- Church: Syriac Orthodox Church
- See: Antioch
- Installed: 1768
- Term ended: 1781
- Predecessor: Ignatius George III
- Successor: Ignatius Matthew

Personal details
- Born: George 1709 Mosul, Ottoman Empire
- Died: July 21 1781 (aged 71–72) Mor Hananyo, Mardin
- Residence: Mor Hananyo

= Ignatius George IV =

110th Patriarch of the Syriac Orthodox Church of Antioch (1768–1781)

Ignatius George IV was the Patriarch of Antioch and head of the Syriac Orthodox Church from 1768 until his death in 1781.

==Biography==
George was born in Mosul in 1709. His father's name was Mousa and he was from the family of priest Abdaljalil from Mosul. He gained knowledge in Syriac and religious studies and in 1729 he travelled to Mor Hananyo where he was ordained a monk and then a priest. In January 1737, Ignatius Shukrallah II ordained him as Metropolitan of Hattack near Diyarbakir, calling him Cyril George. In 1742, Ignatius George III sent him on a mission to Mosul to check on the diocese there and while he was there Nader Shah laid siege on Mosul for about one month. After the siege was lifted, he stayed to take care of renovating the churches in Mosul that were damaged by the artillery of Nader Shah's campaign including the Church of Saint Thomas. In 1747, Patriarch Ignatius George III appointed him as the superior of Mor Hananyo and the diocese of Mardin. When Basil Lazarus IV, Syriac Orthodox Maphrian of the East died in 1759, Patriarch Ignatius George III selected Cyril George as the new Maphrian in 1760, and was given the name Basil George and was consecrated at the church in Amid. As was still the superior of Mor Hananyo, he gave the administration of the Maphrianate to his cousin Bishop Cyril Rizk Allah from Mosul. In 1762, he visited Mosul again and stayed there until 1763

When Ignatius George III died in July 1768, the Holy Synod elected Basil George as the new patriarch after a request from the faithful in Mardin and Amid. The new patriarch inherited a lot of debt from his predecessors and many churches and monasteries were in a bad shape due to the effects of the schism in the church. After he was consecrated, he went his brother, Deacon Isaiah, to the capital, Constantinople, and he obtained the royal decree for him for the Ottoman Sultan. During his reign, he paid all the church debt and build and renovated many churches and monasteries.

During his time as a patriarch, the pull of the Roman Catholic doctrine was appearing in the diocese of Aleppo and pushing it to secede from the Syriac Orthodox Church with support from the Catholic Missionaries and the French counsel in Aleppo. This movement was led by the bishop Michael Jarwa, who was the Syriac Orthodox Church Metropolitan of Aleppo and who was ordained by patriarch Ignatius George III in 1766. Ignatius George IV tried to solve the issues and gain the faithful back to the church but the diocese of Aleppo ended up seceding from the "mother church" with the exception of two priests and few families.

**COLLECTED MATERIAL**
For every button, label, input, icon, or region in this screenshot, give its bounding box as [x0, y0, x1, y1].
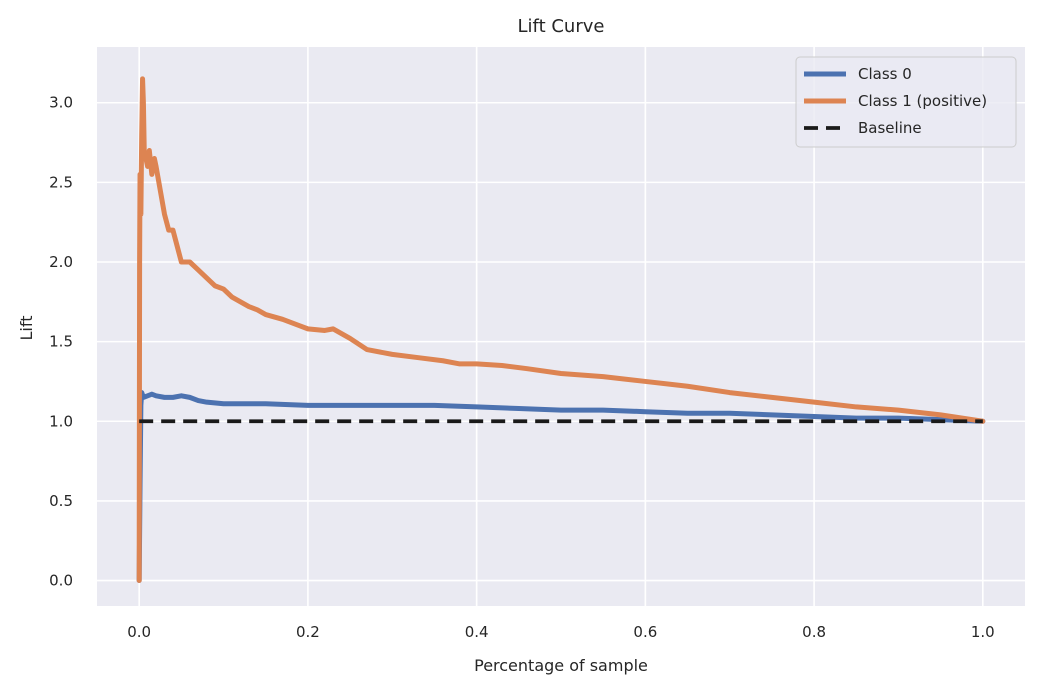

**PROBLEM SET**
1: Switch "Personal details" to "Personal information" while repeating the article on Ignatius George IV, starting at "Personal details" and ending at "of Antioch (1768–1781)".
2: Proceed with the article on Ignatius George IV, picking up after its last sentence.

**WRITTEN ANSWERS**
1:
Personal information
- Born: George 1709 Mosul, Ottoman Empire
- Died: July 21 1781 (aged 71–72) Mor Hananyo, Mardin
- Residence: Mor Hananyo

= Ignatius George IV =

110th Patriarch of the Syriac Orthodox Church of Antioch (1768–1781)

2:
==Episcopal succession==
During Ignatius George IV time as a Patriarch and a Maphrian, he had the duty to ordain and consecrate many Metropolitans in the Syria Orthodox church in addition to tens of priests, monks, and deacons
1. Cyril Bishara (1761–1789). Metropolitan of the Patriarchal office, in 1773 bishop of Amid, later Metropolitan of Jerusalem
2. Iyawannis Behnam (1763–1776). Metropolitan of the Monastery of Mor Behnam
3. Gregorius Antone (1768–1774). Bishop of Gargar and Hisn Mansour
4. Cyril Matthew Abdulahad (1770 -1782). Metropolitan of Mosul and Mor Mattai Monastery . Later, he was elected Ignatius Matthew, the 111th Patriarch of Syriac Orthodox Church (1782–1817).
5. Cyril Mansour. Metropolitan of Jerusalem
6. Cyril Mousa (1771). Metropolitan of Mar Mousa Monastery in Syria
7. Clemis Ibraheem (1772). Ecumenical Metropolitan
8. Julius Abdulahad (1774-1792)). Metropolitan of the Patriarchal office, abbot of Mor Hananyo Monastery.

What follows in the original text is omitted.